SHORT EXERCISE:
The listing below must be repeated word for word, with its images excluded.

PROVIDED MATERIAL:
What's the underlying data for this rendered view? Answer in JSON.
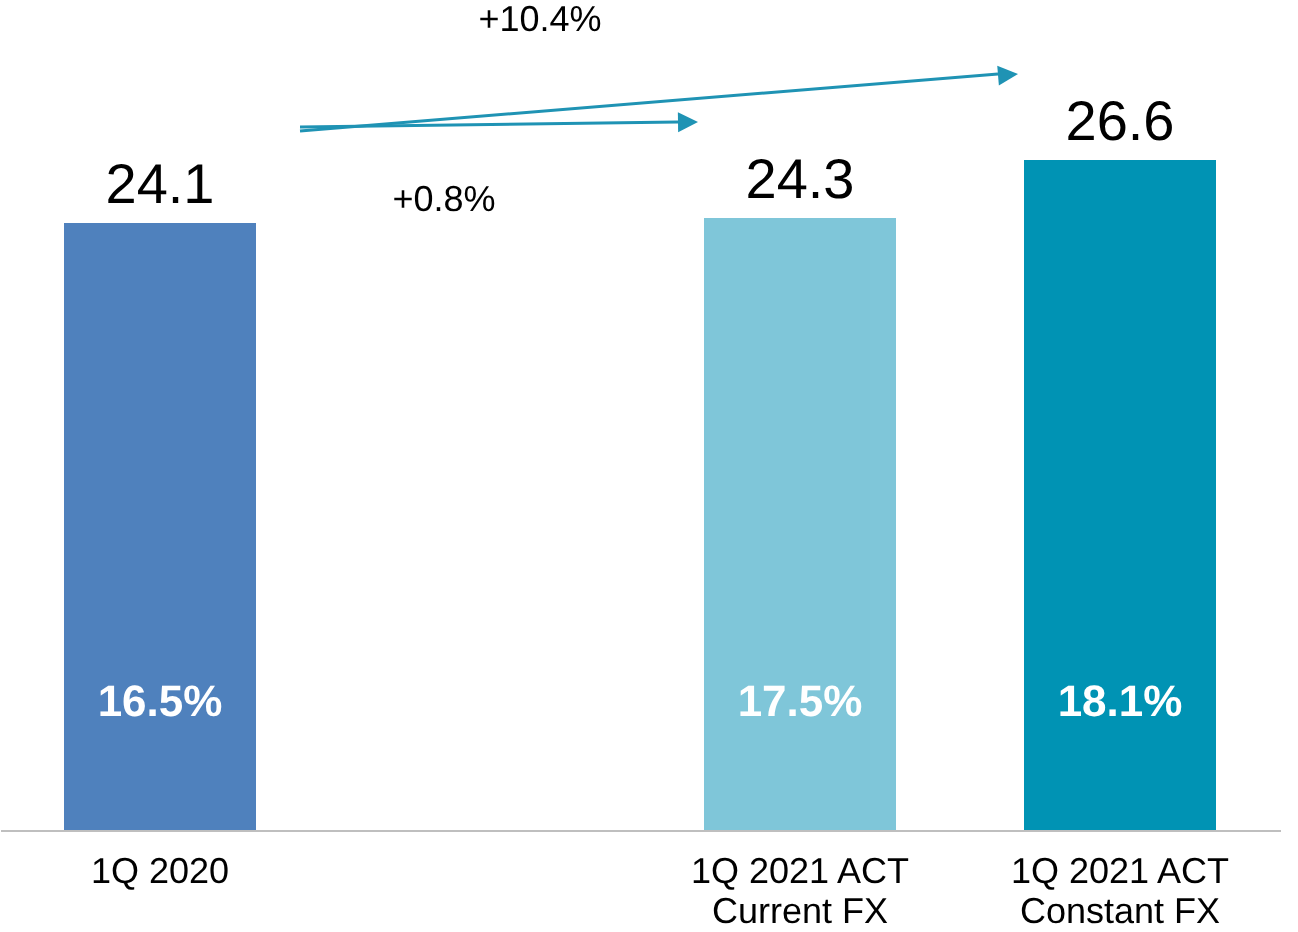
{
  "chart_data": {
    "type": "bar",
    "categories": [
      "1Q 2020",
      null,
      "1Q 2021 ACT\nCurrent FX",
      "1Q 2021 ACT\nConstant FX"
    ],
    "values": [
      24.1,
      null,
      24.3,
      26.6
    ],
    "colors": [
      "#4f81bd",
      null,
      "#7fc6d9",
      "#0093b4"
    ],
    "data_labels": true,
    "annotations": [
      "+10.4%",
      "+0.8%",
      "16.5%",
      "17.5%",
      "18.1%"
    ]
  }
}
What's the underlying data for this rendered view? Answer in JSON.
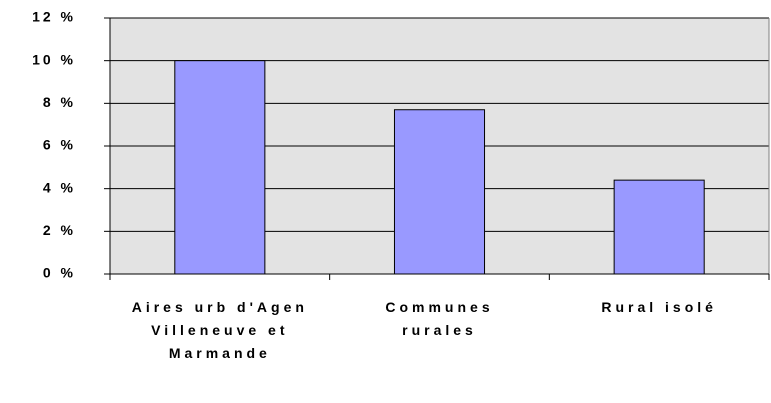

COMPLETED TASK:
What's the underlying data for this rendered view? Answer in JSON.
{
  "chart_data": {
    "type": "bar",
    "categories": [
      "1Q 2020",
      null,
      "1Q 2021 ACT\nCurrent FX",
      "1Q 2021 ACT\nConstant FX"
    ],
    "values": [
      24.1,
      null,
      24.3,
      26.6
    ],
    "colors": [
      "#4f81bd",
      null,
      "#7fc6d9",
      "#0093b4"
    ],
    "data_labels": true,
    "annotations": [
      "+10.4%",
      "+0.8%",
      "16.5%",
      "17.5%",
      "18.1%"
    ]
  }
}
What's the underlying data for this rendered view? Answer in JSON.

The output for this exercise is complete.